Brief — From the listing below, pull out every line where the string "JSON" appears.

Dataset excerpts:
────────────────

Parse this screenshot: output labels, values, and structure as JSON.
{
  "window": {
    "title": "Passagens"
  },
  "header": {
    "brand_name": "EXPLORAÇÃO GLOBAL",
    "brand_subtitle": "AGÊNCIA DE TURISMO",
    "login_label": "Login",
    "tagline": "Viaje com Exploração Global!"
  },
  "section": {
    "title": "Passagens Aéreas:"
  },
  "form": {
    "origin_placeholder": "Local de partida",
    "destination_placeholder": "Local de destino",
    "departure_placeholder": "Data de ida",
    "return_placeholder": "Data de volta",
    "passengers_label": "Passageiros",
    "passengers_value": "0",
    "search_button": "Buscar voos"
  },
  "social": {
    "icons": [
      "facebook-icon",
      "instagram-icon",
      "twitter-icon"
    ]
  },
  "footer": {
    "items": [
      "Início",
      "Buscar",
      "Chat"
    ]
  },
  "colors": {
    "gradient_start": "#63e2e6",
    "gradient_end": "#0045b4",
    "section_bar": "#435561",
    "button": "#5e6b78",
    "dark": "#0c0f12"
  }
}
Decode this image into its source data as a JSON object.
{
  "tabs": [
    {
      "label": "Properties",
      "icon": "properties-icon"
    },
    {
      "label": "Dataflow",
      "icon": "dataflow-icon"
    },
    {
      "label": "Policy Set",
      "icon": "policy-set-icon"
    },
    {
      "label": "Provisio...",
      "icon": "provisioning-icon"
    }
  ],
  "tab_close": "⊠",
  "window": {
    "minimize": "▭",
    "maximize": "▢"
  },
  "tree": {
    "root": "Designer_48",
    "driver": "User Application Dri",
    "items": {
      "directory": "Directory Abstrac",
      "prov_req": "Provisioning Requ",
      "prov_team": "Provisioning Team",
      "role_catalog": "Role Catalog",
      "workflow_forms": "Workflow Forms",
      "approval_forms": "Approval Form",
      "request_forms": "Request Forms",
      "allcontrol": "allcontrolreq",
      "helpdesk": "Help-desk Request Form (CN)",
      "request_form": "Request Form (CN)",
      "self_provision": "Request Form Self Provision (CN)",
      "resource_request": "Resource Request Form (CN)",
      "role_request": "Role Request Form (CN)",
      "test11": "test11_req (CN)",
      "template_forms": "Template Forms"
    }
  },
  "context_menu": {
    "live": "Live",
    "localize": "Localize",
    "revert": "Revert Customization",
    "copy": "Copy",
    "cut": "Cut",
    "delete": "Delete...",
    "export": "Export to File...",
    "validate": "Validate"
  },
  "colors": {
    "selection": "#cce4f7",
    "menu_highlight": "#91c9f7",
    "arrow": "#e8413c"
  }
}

────────────────

Response to the exercise —
Parse this screenshot: output labels, values, and structure as JSON.
Decode this image into its source data as a JSON object.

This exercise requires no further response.